== EXTRACTED RECORDS
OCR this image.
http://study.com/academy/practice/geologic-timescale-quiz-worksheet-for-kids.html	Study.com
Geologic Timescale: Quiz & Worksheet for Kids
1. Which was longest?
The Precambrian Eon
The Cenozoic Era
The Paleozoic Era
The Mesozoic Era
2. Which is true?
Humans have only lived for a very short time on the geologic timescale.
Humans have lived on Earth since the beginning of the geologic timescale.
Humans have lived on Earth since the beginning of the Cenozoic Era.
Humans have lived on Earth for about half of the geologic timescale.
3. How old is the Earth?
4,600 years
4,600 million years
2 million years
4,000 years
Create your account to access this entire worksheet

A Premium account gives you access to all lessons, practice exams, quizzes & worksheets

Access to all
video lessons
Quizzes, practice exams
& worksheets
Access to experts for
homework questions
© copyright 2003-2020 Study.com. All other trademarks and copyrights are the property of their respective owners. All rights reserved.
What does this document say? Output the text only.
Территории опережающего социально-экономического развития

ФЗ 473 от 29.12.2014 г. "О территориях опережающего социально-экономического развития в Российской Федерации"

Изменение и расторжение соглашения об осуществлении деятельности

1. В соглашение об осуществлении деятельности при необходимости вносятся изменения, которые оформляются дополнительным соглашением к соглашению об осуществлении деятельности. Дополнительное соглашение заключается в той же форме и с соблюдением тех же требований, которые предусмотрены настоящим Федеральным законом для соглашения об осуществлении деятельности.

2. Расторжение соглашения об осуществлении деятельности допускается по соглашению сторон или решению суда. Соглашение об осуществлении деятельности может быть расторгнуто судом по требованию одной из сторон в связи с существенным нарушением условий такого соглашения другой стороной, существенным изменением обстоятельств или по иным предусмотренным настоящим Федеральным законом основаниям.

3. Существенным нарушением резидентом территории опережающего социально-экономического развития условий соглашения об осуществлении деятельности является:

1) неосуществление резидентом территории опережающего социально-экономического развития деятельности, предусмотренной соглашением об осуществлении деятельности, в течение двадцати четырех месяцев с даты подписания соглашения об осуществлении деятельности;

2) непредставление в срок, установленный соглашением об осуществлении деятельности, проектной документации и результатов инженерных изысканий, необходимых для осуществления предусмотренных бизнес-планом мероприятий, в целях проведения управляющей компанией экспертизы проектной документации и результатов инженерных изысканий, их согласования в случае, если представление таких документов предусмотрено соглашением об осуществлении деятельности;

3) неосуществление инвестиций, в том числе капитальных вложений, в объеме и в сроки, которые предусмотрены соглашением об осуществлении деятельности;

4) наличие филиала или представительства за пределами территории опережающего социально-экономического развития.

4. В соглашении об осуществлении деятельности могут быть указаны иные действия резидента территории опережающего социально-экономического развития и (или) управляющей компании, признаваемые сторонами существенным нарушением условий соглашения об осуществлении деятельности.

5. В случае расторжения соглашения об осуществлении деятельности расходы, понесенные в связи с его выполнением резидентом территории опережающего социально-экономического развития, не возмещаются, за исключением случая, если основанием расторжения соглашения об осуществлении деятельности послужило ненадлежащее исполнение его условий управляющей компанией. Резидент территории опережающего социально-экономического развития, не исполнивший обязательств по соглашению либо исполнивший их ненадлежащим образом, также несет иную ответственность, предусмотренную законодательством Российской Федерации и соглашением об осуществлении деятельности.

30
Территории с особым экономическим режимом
====
Output the complete data exactly as written.

OCR this image.
http://study.com/academy/practice/geologic-timescale-quiz-worksheet-for-kids.html	Study.com
Geologic Timescale: Quiz & Worksheet for Kids
1. Which was longest?
The Precambrian Eon
The Cenozoic Era
The Paleozoic Era
The Mesozoic Era
2. Which is true?
Humans have only lived for a very short time on the geologic timescale.
Humans have lived on Earth since the beginning of the geologic timescale.
Humans have lived on Earth since the beginning of the Cenozoic Era.
Humans have lived on Earth for about half of the geologic timescale.
3. How old is the Earth?
4,600 years
4,600 million years
2 million years
4,000 years
Create your account to access this entire worksheet

A Premium account gives you access to all lessons, practice exams, quizzes & worksheets

Access to all
video lessons
Quizzes, practice exams
& worksheets
Access to experts for
homework questions
© copyright 2003-2020 Study.com. All other trademarks and copyrights are the property of their respective owners. All rights reserved.
What does this document say? Output the text only.
Территории опережающего социально-экономического развития

ФЗ 473 от 29.12.2014 г. "О территориях опережающего социально-экономического развития в Российской Федерации"

Изменение и расторжение соглашения об осуществлении деятельности

1. В соглашение об осуществлении деятельности при необходимости вносятся изменения, которые оформляются дополнительным соглашением к соглашению об осуществлении деятельности. Дополнительное соглашение заключается в той же форме и с соблюдением тех же требований, которые предусмотрены настоящим Федеральным законом для соглашения об осуществлении деятельности.

2. Расторжение соглашения об осуществлении деятельности допускается по соглашению сторон или решению суда. Соглашение об осуществлении деятельности может быть расторгнуто судом по требованию одной из сторон в связи с существенным нарушением условий такого соглашения другой стороной, существенным изменением обстоятельств или по иным предусмотренным настоящим Федеральным законом основаниям.

3. Существенным нарушением резидентом территории опережающего социально-экономического развития условий соглашения об осуществлении деятельности является:

1) неосуществление резидентом территории опережающего социально-экономического развития деятельности, предусмотренной соглашением об осуществлении деятельности, в течение двадцати четырех месяцев с даты подписания соглашения об осуществлении деятельности;

2) непредставление в срок, установленный соглашением об осуществлении деятельности, проектной документации и результатов инженерных изысканий, необходимых для осуществления предусмотренных бизнес-планом мероприятий, в целях проведения управляющей компанией экспертизы проектной документации и результатов инженерных изысканий, их согласования в случае, если представление таких документов предусмотрено соглашением об осуществлении деятельности;

3) неосуществление инвестиций, в том числе капитальных вложений, в объеме и в сроки, которые предусмотрены соглашением об осуществлении деятельности;

4) наличие филиала или представительства за пределами территории опережающего социально-экономического развития.

4. В соглашении об осуществлении деятельности могут быть указаны иные действия резидента территории опережающего социально-экономического развития и (или) управляющей компании, признаваемые сторонами существенным нарушением условий соглашения об осуществлении деятельности.

5. В случае расторжения соглашения об осуществлении деятельности расходы, понесенные в связи с его выполнением резидентом территории опережающего социально-экономического развития, не возмещаются, за исключением случая, если основанием расторжения соглашения об осуществлении деятельности послужило ненадлежащее исполнение его условий управляющей компанией. Резидент территории опережающего социально-экономического развития, не исполнивший обязательств по соглашению либо исполнивший их ненадлежащим образом, также несет иную ответственность, предусмотренную законодательством Российской Федерации и соглашением об осуществлении деятельности.

30
Территории с особым экономическим режимом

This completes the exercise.